Count the lines containing "Subiectul" in the entries underneath, and state that count without anything else.

### SUPPLIED ENTRIES

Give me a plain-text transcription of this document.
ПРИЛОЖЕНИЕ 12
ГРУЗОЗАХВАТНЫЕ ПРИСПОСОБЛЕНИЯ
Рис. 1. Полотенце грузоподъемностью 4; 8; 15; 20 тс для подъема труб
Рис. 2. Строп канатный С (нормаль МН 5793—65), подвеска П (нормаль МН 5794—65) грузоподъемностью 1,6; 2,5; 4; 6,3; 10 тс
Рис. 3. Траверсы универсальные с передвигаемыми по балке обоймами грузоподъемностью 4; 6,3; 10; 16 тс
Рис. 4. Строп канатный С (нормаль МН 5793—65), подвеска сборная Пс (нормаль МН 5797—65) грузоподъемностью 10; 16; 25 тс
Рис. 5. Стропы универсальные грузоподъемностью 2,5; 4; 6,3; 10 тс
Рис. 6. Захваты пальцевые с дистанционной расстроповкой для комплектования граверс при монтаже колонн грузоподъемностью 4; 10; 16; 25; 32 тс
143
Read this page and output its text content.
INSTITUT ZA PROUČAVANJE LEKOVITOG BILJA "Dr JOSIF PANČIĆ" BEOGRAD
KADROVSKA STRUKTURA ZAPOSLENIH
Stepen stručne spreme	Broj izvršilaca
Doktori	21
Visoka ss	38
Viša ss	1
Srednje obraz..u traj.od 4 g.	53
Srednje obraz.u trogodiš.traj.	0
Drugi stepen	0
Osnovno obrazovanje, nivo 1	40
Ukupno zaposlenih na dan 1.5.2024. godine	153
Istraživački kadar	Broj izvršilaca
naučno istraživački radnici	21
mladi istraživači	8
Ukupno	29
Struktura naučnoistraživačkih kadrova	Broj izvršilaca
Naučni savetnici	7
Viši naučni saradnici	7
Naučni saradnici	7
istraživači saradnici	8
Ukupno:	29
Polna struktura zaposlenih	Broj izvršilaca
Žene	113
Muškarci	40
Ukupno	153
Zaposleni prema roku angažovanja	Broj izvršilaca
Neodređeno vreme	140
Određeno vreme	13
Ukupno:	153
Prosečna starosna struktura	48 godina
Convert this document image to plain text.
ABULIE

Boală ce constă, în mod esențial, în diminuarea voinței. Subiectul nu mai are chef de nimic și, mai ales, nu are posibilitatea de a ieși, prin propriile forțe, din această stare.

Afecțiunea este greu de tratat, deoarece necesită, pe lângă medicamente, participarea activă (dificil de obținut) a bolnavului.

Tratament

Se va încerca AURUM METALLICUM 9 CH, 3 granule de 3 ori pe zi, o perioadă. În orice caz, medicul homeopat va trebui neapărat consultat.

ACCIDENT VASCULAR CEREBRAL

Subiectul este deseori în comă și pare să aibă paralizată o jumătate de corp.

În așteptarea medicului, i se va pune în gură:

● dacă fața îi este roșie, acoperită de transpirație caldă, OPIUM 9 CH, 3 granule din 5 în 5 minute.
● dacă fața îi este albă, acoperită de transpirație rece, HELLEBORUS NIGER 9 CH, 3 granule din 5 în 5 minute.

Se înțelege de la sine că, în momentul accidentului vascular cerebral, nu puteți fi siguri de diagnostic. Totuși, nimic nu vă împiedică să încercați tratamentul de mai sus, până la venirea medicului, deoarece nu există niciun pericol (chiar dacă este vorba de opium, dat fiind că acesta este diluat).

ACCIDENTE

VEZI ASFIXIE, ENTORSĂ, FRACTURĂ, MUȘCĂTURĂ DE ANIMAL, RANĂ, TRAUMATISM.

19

######

[OUTPUT] 2